STATED TASK
Could you turn the records into a numbered list, beginning at their first line and stopping after the line that contains "volume-bar bbox=[467, 366, 470, 415]", with any blank lines left out?

DATA PROVIDED
______________________________
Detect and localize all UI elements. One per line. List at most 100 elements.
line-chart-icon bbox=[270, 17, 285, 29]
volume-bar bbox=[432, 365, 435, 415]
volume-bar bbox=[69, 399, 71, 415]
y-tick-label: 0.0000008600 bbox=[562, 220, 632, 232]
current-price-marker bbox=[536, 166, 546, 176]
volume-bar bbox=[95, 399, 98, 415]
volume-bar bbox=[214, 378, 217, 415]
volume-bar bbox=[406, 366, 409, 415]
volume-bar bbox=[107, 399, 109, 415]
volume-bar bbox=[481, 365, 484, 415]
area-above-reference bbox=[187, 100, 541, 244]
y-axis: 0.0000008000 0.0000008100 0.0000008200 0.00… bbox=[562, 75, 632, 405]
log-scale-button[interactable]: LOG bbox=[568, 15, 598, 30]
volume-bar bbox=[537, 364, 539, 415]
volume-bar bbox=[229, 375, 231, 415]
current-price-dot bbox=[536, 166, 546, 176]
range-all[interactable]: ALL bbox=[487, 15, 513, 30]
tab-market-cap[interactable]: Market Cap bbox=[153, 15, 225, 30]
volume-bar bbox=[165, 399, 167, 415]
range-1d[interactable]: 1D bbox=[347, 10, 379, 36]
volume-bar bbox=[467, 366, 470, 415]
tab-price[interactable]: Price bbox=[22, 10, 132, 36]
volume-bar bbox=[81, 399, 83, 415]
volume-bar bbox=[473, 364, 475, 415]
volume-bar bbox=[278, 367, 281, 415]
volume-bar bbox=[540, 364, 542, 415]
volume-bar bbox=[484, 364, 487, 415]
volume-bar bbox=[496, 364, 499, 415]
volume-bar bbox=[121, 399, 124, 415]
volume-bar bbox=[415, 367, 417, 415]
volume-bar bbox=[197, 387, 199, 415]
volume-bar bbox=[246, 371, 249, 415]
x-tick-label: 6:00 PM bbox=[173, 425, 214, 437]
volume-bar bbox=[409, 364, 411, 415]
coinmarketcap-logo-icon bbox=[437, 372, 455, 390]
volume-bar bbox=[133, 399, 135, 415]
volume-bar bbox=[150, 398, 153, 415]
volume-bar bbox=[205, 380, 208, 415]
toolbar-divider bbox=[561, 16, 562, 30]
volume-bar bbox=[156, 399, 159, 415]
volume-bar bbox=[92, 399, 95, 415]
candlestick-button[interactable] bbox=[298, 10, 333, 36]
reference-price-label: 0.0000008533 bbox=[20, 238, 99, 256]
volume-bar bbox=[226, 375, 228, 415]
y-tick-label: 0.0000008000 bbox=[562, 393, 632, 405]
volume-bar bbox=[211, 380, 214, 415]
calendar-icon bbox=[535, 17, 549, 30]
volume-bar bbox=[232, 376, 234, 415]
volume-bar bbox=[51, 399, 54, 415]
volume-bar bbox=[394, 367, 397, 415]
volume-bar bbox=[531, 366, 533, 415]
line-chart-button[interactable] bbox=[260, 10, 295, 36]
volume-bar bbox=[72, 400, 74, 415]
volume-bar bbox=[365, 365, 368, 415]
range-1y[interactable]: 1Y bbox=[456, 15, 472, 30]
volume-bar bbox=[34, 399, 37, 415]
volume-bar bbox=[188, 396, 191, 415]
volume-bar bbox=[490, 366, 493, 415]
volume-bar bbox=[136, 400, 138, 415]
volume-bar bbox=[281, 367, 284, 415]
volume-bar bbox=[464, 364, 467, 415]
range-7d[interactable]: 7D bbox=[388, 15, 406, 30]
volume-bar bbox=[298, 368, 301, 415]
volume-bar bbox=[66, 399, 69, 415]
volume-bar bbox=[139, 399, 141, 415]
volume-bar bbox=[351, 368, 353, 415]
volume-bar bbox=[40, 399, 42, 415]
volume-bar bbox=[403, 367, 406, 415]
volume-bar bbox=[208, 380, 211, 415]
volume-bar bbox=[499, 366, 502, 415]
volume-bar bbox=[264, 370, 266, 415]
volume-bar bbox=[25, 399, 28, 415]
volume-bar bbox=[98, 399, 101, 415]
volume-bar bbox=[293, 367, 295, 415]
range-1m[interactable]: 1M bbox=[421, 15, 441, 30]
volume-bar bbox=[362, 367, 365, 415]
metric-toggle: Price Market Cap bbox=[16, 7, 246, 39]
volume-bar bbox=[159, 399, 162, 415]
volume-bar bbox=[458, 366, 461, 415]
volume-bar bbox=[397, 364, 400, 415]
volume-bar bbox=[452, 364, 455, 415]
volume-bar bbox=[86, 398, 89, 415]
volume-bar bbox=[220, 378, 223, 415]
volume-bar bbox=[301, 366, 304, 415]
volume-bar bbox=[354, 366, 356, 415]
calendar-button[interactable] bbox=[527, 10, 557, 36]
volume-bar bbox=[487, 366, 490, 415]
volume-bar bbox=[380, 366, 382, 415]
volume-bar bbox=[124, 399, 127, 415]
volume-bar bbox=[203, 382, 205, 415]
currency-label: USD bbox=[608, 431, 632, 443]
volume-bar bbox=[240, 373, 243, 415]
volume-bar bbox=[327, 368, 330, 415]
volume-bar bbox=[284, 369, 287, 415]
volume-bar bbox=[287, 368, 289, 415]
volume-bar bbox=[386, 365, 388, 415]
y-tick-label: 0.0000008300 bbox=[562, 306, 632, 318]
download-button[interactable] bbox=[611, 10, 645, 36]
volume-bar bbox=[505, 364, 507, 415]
______________________________
WRITTEN SOLUTION
1. Detect and localize all UI elements. One per line. List at most 100 elements.
2. line-chart-icon bbox=[270, 17, 285, 29]
3. volume-bar bbox=[432, 365, 435, 415]
4. volume-bar bbox=[69, 399, 71, 415]
5. y-tick-label: 0.0000008600 bbox=[562, 220, 632, 232]
6. current-price-marker bbox=[536, 166, 546, 176]
7. volume-bar bbox=[95, 399, 98, 415]
8. volume-bar bbox=[214, 378, 217, 415]
9. volume-bar bbox=[406, 366, 409, 415]
10. volume-bar bbox=[107, 399, 109, 415]
11. volume-bar bbox=[481, 365, 484, 415]
12. area-above-reference bbox=[187, 100, 541, 244]
13. y-axis: 0.0000008000 0.0000008100 0.0000008200 0.00… bbox=[562, 75, 632, 405]
14. log-scale-button[interactable]: LOG bbox=[568, 15, 598, 30]
15. volume-bar bbox=[537, 364, 539, 415]
16. volume-bar bbox=[229, 375, 231, 415]
17. current-price-dot bbox=[536, 166, 546, 176]
18. range-all[interactable]: ALL bbox=[487, 15, 513, 30]
19. tab-market-cap[interactable]: Market Cap bbox=[153, 15, 225, 30]
20. volume-bar bbox=[165, 399, 167, 415]
21. range-1d[interactable]: 1D bbox=[347, 10, 379, 36]
22. volume-bar bbox=[467, 366, 470, 415]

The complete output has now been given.